• [EXERCISE DIRECTIONS] Repeat everything from the start of the items down to the line containing "schedule-table: روز تاریخ", both ends included.
** START OF PROVIDED RECORDS **
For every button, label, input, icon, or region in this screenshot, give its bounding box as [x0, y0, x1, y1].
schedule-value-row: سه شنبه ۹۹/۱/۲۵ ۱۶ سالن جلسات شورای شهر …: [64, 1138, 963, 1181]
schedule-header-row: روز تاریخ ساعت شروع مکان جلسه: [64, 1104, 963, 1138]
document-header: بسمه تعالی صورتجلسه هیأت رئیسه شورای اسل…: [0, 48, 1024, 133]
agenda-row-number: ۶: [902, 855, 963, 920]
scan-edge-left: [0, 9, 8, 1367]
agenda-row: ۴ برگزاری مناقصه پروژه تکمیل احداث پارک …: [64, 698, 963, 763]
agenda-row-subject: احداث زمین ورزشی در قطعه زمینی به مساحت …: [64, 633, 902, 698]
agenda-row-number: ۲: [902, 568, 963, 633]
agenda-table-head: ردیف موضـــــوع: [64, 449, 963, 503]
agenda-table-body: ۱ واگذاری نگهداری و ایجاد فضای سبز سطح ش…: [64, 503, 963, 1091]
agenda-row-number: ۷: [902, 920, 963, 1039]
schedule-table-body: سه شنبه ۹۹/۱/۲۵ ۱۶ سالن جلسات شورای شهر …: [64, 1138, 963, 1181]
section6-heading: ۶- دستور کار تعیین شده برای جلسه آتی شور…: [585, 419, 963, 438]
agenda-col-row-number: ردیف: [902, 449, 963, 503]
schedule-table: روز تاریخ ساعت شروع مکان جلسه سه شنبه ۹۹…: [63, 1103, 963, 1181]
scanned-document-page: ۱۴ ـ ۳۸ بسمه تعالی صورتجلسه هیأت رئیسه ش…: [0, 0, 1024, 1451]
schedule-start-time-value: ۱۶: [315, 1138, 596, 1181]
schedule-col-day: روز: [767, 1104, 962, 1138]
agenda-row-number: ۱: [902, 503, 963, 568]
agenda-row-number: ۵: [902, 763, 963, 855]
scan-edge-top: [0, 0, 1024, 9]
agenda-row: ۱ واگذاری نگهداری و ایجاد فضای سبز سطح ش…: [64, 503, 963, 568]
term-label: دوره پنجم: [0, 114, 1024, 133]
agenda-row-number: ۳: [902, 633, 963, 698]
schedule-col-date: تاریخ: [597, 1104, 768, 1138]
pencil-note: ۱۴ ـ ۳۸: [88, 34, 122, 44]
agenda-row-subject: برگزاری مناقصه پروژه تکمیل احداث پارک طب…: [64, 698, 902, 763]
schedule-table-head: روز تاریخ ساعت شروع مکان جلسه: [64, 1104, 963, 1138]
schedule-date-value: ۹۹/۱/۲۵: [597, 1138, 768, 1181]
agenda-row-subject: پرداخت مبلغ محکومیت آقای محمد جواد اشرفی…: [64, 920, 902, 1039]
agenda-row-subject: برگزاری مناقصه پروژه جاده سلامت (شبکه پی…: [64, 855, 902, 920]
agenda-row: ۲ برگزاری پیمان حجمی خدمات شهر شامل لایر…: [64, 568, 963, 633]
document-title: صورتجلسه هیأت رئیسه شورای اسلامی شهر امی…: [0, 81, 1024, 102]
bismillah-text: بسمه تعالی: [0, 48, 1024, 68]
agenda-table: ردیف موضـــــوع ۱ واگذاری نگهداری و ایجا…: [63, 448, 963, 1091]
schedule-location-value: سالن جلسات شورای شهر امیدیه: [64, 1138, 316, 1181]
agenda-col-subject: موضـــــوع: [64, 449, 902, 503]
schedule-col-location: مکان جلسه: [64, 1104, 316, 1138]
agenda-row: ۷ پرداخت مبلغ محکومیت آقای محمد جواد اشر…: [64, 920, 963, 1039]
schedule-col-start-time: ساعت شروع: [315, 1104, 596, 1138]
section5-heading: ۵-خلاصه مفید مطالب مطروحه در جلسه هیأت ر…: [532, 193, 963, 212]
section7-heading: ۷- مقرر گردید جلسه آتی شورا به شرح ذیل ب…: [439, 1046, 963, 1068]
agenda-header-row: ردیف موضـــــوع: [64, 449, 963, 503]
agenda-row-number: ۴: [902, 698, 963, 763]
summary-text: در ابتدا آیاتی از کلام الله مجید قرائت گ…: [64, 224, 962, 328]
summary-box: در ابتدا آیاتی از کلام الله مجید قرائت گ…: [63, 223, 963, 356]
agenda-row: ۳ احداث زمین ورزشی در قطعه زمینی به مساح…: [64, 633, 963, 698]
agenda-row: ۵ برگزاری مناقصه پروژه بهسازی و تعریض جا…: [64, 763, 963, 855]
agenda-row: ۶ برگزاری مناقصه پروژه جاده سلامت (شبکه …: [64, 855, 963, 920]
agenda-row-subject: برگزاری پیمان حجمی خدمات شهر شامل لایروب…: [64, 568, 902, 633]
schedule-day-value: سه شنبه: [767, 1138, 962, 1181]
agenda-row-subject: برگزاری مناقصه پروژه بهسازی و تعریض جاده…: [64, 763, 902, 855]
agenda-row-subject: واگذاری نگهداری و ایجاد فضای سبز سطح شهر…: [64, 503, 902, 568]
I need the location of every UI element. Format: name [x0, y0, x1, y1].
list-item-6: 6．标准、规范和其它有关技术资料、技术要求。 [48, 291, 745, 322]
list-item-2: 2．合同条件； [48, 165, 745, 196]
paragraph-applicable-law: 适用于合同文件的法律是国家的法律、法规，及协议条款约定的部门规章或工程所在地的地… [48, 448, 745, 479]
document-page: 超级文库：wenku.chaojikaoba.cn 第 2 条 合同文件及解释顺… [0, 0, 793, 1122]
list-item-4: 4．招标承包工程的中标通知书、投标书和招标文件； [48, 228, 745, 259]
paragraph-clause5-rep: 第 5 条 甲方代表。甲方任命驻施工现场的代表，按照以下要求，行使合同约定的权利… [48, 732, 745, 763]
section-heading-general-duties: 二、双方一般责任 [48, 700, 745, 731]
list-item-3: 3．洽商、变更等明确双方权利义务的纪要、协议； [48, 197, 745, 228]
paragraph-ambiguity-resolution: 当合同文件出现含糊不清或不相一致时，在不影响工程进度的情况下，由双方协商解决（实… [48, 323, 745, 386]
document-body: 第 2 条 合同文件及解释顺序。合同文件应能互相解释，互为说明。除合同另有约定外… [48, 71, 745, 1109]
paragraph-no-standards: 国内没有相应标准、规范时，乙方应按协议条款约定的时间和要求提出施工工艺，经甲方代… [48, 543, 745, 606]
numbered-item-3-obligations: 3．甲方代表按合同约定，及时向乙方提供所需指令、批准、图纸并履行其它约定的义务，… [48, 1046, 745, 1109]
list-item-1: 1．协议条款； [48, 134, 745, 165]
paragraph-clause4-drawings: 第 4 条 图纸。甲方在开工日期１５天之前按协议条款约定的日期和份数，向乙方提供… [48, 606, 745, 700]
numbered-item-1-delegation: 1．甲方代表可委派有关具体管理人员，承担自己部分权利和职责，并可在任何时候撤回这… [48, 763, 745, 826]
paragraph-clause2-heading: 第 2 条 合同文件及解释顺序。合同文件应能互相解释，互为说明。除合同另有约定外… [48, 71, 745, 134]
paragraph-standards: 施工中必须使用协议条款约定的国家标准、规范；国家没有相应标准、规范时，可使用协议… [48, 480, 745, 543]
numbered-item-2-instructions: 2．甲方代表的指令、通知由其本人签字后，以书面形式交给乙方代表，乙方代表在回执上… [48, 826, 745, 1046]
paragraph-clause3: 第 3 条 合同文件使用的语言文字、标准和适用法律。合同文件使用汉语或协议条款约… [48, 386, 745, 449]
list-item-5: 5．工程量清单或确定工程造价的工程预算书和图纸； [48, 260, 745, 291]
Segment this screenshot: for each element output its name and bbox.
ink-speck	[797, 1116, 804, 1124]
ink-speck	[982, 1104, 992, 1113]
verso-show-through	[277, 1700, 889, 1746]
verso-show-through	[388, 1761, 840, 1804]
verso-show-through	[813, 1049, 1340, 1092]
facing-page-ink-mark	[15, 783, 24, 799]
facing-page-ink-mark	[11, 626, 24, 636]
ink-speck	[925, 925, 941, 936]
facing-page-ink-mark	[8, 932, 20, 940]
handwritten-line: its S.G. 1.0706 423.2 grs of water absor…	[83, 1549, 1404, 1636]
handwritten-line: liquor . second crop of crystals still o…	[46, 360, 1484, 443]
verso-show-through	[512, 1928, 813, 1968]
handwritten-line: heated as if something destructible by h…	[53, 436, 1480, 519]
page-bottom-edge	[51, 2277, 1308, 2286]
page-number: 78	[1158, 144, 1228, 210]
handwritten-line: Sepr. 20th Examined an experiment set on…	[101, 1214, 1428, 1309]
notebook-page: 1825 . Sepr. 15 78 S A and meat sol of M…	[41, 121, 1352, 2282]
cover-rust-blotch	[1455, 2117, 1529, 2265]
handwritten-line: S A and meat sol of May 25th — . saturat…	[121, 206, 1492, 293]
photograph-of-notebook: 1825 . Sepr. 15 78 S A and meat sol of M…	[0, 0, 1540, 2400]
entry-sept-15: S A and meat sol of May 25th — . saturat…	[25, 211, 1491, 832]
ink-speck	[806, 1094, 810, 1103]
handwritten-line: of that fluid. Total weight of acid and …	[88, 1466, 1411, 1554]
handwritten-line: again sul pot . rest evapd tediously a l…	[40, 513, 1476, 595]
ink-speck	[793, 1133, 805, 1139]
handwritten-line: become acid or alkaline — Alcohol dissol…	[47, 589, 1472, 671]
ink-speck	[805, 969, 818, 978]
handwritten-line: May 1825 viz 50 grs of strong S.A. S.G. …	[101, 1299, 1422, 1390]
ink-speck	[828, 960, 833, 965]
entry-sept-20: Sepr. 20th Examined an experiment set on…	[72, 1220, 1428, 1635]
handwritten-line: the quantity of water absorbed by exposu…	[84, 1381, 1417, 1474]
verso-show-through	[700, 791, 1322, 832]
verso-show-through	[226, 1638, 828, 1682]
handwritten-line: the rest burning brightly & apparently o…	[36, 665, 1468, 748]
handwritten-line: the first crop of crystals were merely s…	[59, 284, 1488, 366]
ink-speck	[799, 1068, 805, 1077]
** END OF PROVIDED RECORDS **
• [FINISHED EXERCISE]
For every button, label, input, icon, or region in this screenshot, give its bounding box as [x0, y0, x1, y1].
schedule-value-row: سه شنبه ۹۹/۱/۲۵ ۱۶ سالن جلسات شورای شهر …: [64, 1138, 963, 1181]
schedule-header-row: روز تاریخ ساعت شروع مکان جلسه: [64, 1104, 963, 1138]
document-header: بسمه تعالی صورتجلسه هیأت رئیسه شورای اسل…: [0, 48, 1024, 133]
agenda-row-number: ۶: [902, 855, 963, 920]
scan-edge-left: [0, 9, 8, 1367]
agenda-row: ۴ برگزاری مناقصه پروژه تکمیل احداث پارک …: [64, 698, 963, 763]
agenda-row-subject: احداث زمین ورزشی در قطعه زمینی به مساحت …: [64, 633, 902, 698]
agenda-row-number: ۲: [902, 568, 963, 633]
agenda-table-head: ردیف موضـــــوع: [64, 449, 963, 503]
agenda-table-body: ۱ واگذاری نگهداری و ایجاد فضای سبز سطح ش…: [64, 503, 963, 1091]
agenda-row-number: ۷: [902, 920, 963, 1039]
schedule-table-body: سه شنبه ۹۹/۱/۲۵ ۱۶ سالن جلسات شورای شهر …: [64, 1138, 963, 1181]
section6-heading: ۶- دستور کار تعیین شده برای جلسه آتی شور…: [585, 419, 963, 438]
agenda-col-row-number: ردیف: [902, 449, 963, 503]
schedule-table: روز تاریخ ساعت شروع مکان جلسه سه شنبه ۹۹…: [63, 1103, 963, 1181]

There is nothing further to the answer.